---- DATA TO USE

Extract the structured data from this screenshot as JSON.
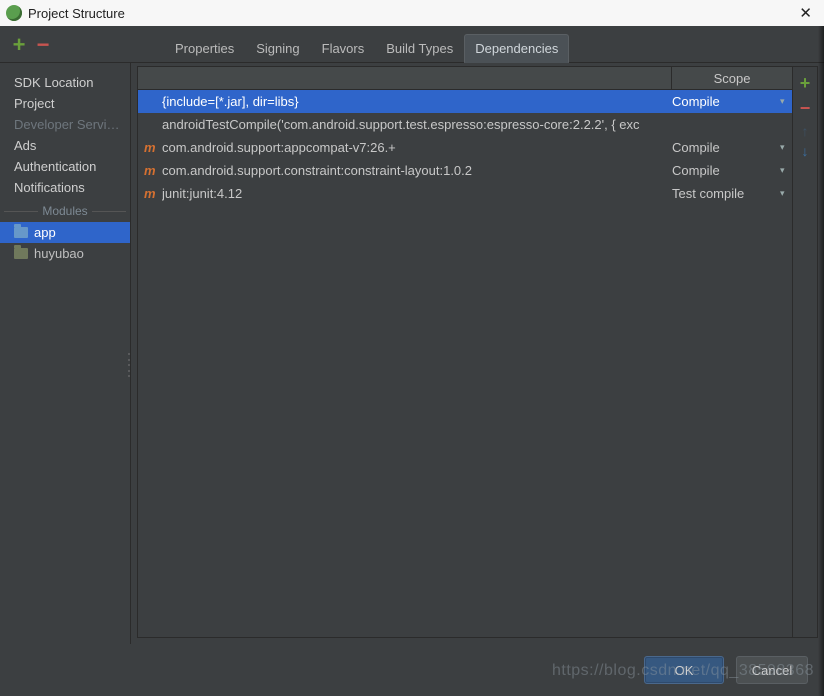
{
  "window": {
    "title": "Project Structure"
  },
  "toolbar": {
    "add": "+",
    "remove": "−"
  },
  "tabs": [
    {
      "label": "Properties",
      "active": false
    },
    {
      "label": "Signing",
      "active": false
    },
    {
      "label": "Flavors",
      "active": false
    },
    {
      "label": "Build Types",
      "active": false
    },
    {
      "label": "Dependencies",
      "active": true
    }
  ],
  "sidebar": {
    "items": [
      {
        "label": "SDK Location"
      },
      {
        "label": "Project"
      },
      {
        "label": "Developer Servi…",
        "disabled": true
      },
      {
        "label": "Ads"
      },
      {
        "label": "Authentication"
      },
      {
        "label": "Notifications"
      }
    ],
    "modules_header": "Modules",
    "modules": [
      {
        "label": "app",
        "selected": true
      },
      {
        "label": "huyubao",
        "selected": false
      }
    ]
  },
  "dep_header": {
    "scope": "Scope"
  },
  "dependencies": [
    {
      "icon": "",
      "text": "{include=[*.jar], dir=libs}",
      "scope": "Compile",
      "dd": "▾",
      "selected": true
    },
    {
      "icon": "",
      "text": "androidTestCompile('com.android.support.test.espresso:espresso-core:2.2.2', {     exc",
      "scope": "",
      "dd": "",
      "selected": false
    },
    {
      "icon": "m",
      "text": "com.android.support:appcompat-v7:26.+",
      "scope": "Compile",
      "dd": "▾",
      "selected": false
    },
    {
      "icon": "m",
      "text": "com.android.support.constraint:constraint-layout:1.0.2",
      "scope": "Compile",
      "dd": "▾",
      "selected": false
    },
    {
      "icon": "m",
      "text": "junit:junit:4.12",
      "scope": "Test compile",
      "dd": "▾",
      "selected": false
    }
  ],
  "side_actions": {
    "add": "+",
    "remove": "−",
    "up": "↑",
    "down": "↓"
  },
  "footer": {
    "ok": "OK",
    "cancel": "Cancel"
  },
  "watermark": "https://blog.csdn.net/qq_38598368"
}
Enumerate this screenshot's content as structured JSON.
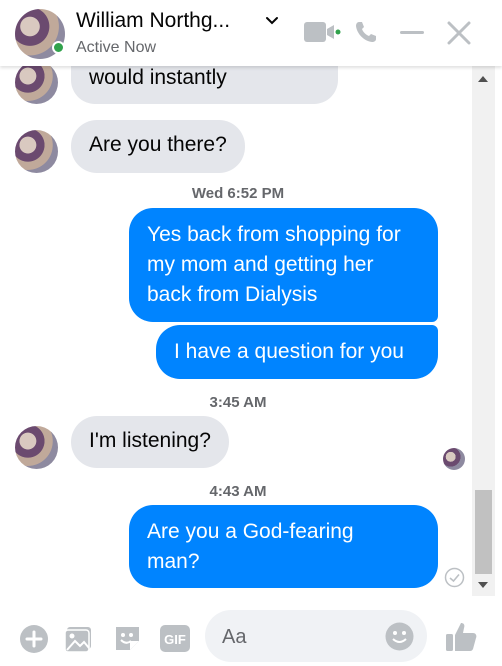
{
  "header": {
    "name": "William Northg...",
    "status": "Active Now",
    "icons": [
      "video-call-icon",
      "phone-icon",
      "minimize-icon",
      "close-icon"
    ]
  },
  "messages": [
    {
      "side": "in",
      "text": "would instantly"
    },
    {
      "side": "in",
      "text": "Are you there?"
    },
    {
      "type": "time",
      "text": "Wed 6:52 PM"
    },
    {
      "side": "out",
      "lines": [
        "Yes back from shopping for",
        "my mom and getting her",
        "back from Dialysis"
      ]
    },
    {
      "side": "out",
      "text": "I have a question for you"
    },
    {
      "type": "time",
      "text": "3:45 AM"
    },
    {
      "side": "in",
      "text": "I'm listening?"
    },
    {
      "type": "time",
      "text": "4:43 AM"
    },
    {
      "side": "out",
      "lines": [
        "Are you a God-fearing",
        "man?"
      ]
    }
  ],
  "composer": {
    "placeholder": "Aa",
    "icons": [
      "add-icon",
      "photo-icon",
      "sticker-icon",
      "gif-icon",
      "emoji-icon",
      "like-icon"
    ]
  },
  "colors": {
    "outgoing": "#0084ff",
    "incoming": "#e4e6eb",
    "online": "#31a24c"
  }
}
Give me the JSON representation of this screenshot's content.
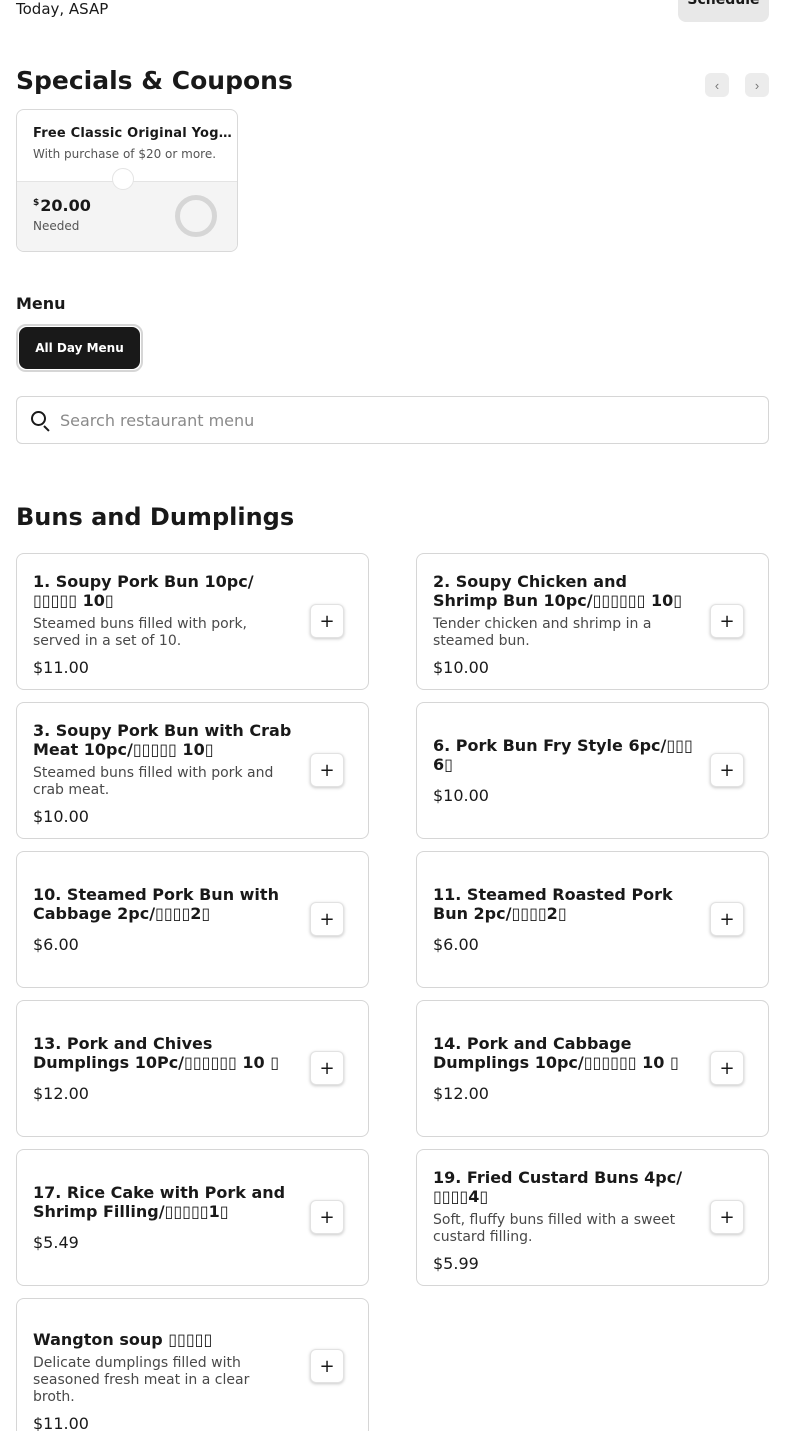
{
  "header": {
    "delivery_time": "Today, ASAP",
    "schedule_label": "Schedule"
  },
  "specials": {
    "title": "Specials & Coupons",
    "prev_icon": "‹",
    "next_icon": "›",
    "coupon": {
      "title": "Free Classic Original Yogurt …",
      "subtitle": "With purchase of $20 or more.",
      "currency": "$",
      "amount": "20.00",
      "needed_label": "Needed",
      "progress": 0
    }
  },
  "menu": {
    "label": "Menu",
    "active_menu": "All Day Menu"
  },
  "search": {
    "placeholder": "Search restaurant menu",
    "icon": "search-icon"
  },
  "section": {
    "title": "Buns and Dumplings",
    "add_icon": "+",
    "items": [
      {
        "name": "1. Soupy Pork Bun 10pc/▯▯▯▯▯ 10▯",
        "description": "Steamed buns filled with pork, served in a set of 10.",
        "price": "$11.00"
      },
      {
        "name": "2. Soupy Chicken and Shrimp Bun 10pc/▯▯▯▯▯▯ 10▯",
        "description": "Tender chicken and shrimp in a steamed bun.",
        "price": "$10.00"
      },
      {
        "name": "3. Soupy Pork Bun with Crab Meat 10pc/▯▯▯▯▯ 10▯",
        "description": "Steamed buns filled with pork and crab meat.",
        "price": "$10.00"
      },
      {
        "name": "6. Pork Bun Fry Style 6pc/▯▯▯ 6▯",
        "description": "",
        "price": "$10.00"
      },
      {
        "name": "10. Steamed Pork Bun with Cabbage 2pc/▯▯▯▯2▯",
        "description": "",
        "price": "$6.00"
      },
      {
        "name": "11. Steamed Roasted Pork Bun 2pc/▯▯▯▯2▯",
        "description": "",
        "price": "$6.00"
      },
      {
        "name": "13. Pork and Chives Dumplings 10Pc/▯▯▯▯▯▯ 10 ▯",
        "description": "",
        "price": "$12.00"
      },
      {
        "name": "14. Pork and Cabbage Dumplings 10pc/▯▯▯▯▯▯ 10 ▯",
        "description": "",
        "price": "$12.00"
      },
      {
        "name": "17. Rice Cake with Pork and Shrimp Filling/▯▯▯▯▯1▯",
        "description": "",
        "price": "$5.49"
      },
      {
        "name": "19. Fried Custard Buns 4pc/▯▯▯▯4▯",
        "description": "Soft, fluffy buns filled with a sweet custard filling.",
        "price": "$5.99"
      },
      {
        "name": "Wangton soup ▯▯▯▯▯",
        "description": "Delicate dumplings filled with seasoned fresh meat in a clear broth.",
        "price": "$11.00"
      }
    ]
  }
}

--------

THE PROBLEM:
Looking at the records above, say how many lines hold the string "Project". Write nothing but the number.

EXERCISE SOLUTION:
2